(RECORDS TO USE Opens)
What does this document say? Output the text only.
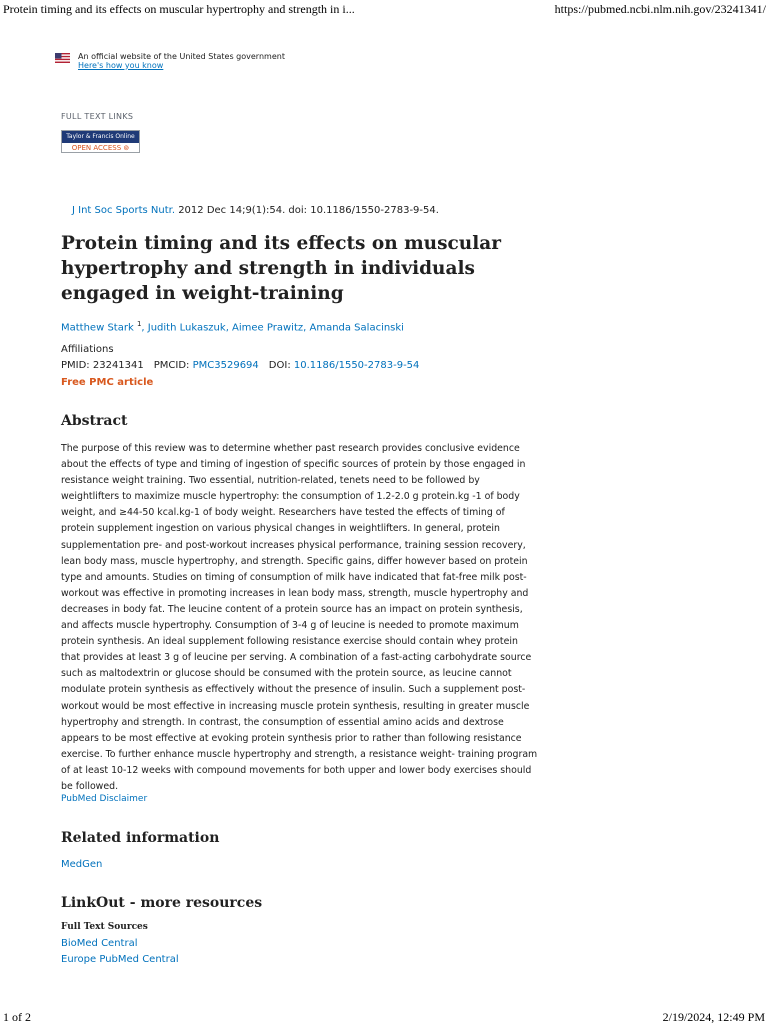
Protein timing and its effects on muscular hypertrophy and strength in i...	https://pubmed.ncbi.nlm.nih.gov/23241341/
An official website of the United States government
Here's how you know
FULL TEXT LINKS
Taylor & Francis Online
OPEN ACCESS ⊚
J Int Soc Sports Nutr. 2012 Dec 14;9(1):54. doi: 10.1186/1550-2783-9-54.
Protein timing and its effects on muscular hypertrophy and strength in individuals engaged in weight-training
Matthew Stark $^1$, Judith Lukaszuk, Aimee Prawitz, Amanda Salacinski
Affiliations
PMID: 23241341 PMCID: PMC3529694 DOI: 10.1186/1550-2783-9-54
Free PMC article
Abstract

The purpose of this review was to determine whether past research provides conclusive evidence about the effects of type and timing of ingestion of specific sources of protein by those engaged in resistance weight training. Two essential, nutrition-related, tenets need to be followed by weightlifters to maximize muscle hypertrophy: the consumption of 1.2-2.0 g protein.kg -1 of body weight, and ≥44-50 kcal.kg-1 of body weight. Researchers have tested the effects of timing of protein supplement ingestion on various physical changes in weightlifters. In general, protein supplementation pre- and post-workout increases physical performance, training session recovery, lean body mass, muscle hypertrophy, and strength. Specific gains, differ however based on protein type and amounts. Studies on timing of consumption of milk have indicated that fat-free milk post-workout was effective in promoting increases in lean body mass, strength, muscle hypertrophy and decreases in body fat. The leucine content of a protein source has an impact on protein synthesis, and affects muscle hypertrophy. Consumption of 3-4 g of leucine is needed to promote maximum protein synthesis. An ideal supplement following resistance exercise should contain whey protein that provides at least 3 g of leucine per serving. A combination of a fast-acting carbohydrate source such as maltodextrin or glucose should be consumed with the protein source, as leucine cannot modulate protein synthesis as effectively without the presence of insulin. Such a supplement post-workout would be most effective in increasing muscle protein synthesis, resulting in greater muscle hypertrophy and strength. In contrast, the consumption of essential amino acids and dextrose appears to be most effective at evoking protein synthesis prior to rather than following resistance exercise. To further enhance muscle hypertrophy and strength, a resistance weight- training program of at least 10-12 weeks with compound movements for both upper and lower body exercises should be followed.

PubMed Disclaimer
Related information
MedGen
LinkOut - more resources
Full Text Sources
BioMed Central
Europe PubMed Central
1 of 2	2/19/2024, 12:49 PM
(RECORDS TO USE Closes)
» **TASK PROMPT**: Copy out the data above to the letter, and keep every picture out of it.

» **ANSWER BOX**:
What does this document say? Output the text only.
Protein timing and its effects on muscular hypertrophy and strength in i...	https://pubmed.ncbi.nlm.nih.gov/23241341/
An official website of the United States government
Here's how you know
FULL TEXT LINKS
Taylor & Francis Online
OPEN ACCESS ⊚
J Int Soc Sports Nutr. 2012 Dec 14;9(1):54. doi: 10.1186/1550-2783-9-54.
Protein timing and its effects on muscular hypertrophy and strength in individuals engaged in weight-training
Matthew Stark $^1$, Judith Lukaszuk, Aimee Prawitz, Amanda Salacinski
Affiliations
PMID: 23241341 PMCID: PMC3529694 DOI: 10.1186/1550-2783-9-54
Free PMC article
Abstract

The purpose of this review was to determine whether past research provides conclusive evidence about the effects of type and timing of ingestion of specific sources of protein by those engaged in resistance weight training. Two essential, nutrition-related, tenets need to be followed by weightlifters to maximize muscle hypertrophy: the consumption of 1.2-2.0 g protein.kg -1 of body weight, and ≥44-50 kcal.kg-1 of body weight. Researchers have tested the effects of timing of protein supplement ingestion on various physical changes in weightlifters. In general, protein supplementation pre- and post-workout increases physical performance, training session recovery, lean body mass, muscle hypertrophy, and strength. Specific gains, differ however based on protein type and amounts. Studies on timing of consumption of milk have indicated that fat-free milk post-workout was effective in promoting increases in lean body mass, strength, muscle hypertrophy and decreases in body fat. The leucine content of a protein source has an impact on protein synthesis, and affects muscle hypertrophy. Consumption of 3-4 g of leucine is needed to promote maximum protein synthesis. An ideal supplement following resistance exercise should contain whey protein that provides at least 3 g of leucine per serving. A combination of a fast-acting carbohydrate source such as maltodextrin or glucose should be consumed with the protein source, as leucine cannot modulate protein synthesis as effectively without the presence of insulin. Such a supplement post-workout would be most effective in increasing muscle protein synthesis, resulting in greater muscle hypertrophy and strength. In contrast, the consumption of essential amino acids and dextrose appears to be most effective at evoking protein synthesis prior to rather than following resistance exercise. To further enhance muscle hypertrophy and strength, a resistance weight- training program of at least 10-12 weeks with compound movements for both upper and lower body exercises should be followed.

PubMed Disclaimer
Related information
MedGen
LinkOut - more resources
Full Text Sources
BioMed Central
Europe PubMed Central
1 of 2	2/19/2024, 12:49 PM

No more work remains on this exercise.